--- Short exercise ---
Spot every line with the word "badge" and return it.

--- Given information ---
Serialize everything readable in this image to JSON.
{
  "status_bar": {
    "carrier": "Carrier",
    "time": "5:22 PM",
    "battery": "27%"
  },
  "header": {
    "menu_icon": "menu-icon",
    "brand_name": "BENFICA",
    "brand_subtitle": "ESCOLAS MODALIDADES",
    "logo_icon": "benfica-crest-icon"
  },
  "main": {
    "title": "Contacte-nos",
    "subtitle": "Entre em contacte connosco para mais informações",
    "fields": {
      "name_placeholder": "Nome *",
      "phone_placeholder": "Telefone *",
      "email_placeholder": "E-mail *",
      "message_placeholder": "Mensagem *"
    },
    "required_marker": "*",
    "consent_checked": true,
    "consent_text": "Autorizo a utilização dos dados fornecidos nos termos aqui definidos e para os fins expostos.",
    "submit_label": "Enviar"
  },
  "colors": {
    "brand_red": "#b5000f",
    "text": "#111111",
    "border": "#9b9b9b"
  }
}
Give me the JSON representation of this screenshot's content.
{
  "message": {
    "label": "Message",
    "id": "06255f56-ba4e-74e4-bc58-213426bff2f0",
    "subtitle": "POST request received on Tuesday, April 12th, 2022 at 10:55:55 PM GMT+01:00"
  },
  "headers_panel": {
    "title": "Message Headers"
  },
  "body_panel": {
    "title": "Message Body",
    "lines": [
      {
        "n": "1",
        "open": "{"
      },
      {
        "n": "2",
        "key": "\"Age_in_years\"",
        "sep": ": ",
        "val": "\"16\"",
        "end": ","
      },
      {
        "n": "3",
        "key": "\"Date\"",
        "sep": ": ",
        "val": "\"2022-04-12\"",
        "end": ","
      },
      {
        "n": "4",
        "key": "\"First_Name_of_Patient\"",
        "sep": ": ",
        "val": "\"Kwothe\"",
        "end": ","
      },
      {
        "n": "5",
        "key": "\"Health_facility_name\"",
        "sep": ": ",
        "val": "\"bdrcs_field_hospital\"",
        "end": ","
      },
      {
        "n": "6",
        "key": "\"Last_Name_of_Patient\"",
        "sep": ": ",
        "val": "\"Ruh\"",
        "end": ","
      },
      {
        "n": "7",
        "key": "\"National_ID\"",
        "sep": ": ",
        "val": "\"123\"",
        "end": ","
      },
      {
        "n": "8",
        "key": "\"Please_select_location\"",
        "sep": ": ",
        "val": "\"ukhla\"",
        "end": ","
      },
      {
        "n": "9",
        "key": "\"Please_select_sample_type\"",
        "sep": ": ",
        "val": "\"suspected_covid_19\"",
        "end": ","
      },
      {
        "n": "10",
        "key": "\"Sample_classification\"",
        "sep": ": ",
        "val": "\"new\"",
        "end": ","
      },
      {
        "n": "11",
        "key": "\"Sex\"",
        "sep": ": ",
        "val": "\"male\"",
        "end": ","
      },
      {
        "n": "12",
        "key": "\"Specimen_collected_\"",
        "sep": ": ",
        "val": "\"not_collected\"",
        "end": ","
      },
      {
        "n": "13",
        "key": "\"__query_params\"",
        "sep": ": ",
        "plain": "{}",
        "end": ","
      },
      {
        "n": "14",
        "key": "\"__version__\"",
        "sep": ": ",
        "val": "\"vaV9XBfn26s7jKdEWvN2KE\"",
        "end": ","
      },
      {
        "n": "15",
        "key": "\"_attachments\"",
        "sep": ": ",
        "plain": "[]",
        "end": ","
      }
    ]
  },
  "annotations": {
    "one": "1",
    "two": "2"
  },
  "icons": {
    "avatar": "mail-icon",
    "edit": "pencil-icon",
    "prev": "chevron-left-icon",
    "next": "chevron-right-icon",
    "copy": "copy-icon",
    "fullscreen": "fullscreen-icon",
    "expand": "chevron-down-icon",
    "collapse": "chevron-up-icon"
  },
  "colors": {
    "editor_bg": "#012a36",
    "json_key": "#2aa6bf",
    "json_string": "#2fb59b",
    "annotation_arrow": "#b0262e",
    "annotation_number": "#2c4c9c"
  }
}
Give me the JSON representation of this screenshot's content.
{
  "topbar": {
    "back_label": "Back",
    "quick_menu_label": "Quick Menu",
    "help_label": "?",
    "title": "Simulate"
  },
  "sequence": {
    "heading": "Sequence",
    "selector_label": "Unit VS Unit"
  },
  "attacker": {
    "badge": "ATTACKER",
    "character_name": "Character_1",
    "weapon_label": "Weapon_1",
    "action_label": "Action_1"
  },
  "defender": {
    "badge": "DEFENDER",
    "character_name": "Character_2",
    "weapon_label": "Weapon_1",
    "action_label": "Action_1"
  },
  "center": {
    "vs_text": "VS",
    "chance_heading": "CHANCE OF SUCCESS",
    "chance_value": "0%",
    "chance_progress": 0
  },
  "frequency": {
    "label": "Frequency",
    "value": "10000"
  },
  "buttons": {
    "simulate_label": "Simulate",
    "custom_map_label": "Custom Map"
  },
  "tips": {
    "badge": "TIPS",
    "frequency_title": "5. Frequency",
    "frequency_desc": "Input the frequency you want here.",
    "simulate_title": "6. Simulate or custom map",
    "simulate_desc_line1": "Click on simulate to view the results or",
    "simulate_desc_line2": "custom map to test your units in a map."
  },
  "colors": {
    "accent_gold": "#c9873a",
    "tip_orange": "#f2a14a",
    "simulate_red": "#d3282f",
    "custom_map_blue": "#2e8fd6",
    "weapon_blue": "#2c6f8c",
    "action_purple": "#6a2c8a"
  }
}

--- The reply ---
    "badge": "ATTACKER",
    "badge": "DEFENDER",
    "badge": "TIPS",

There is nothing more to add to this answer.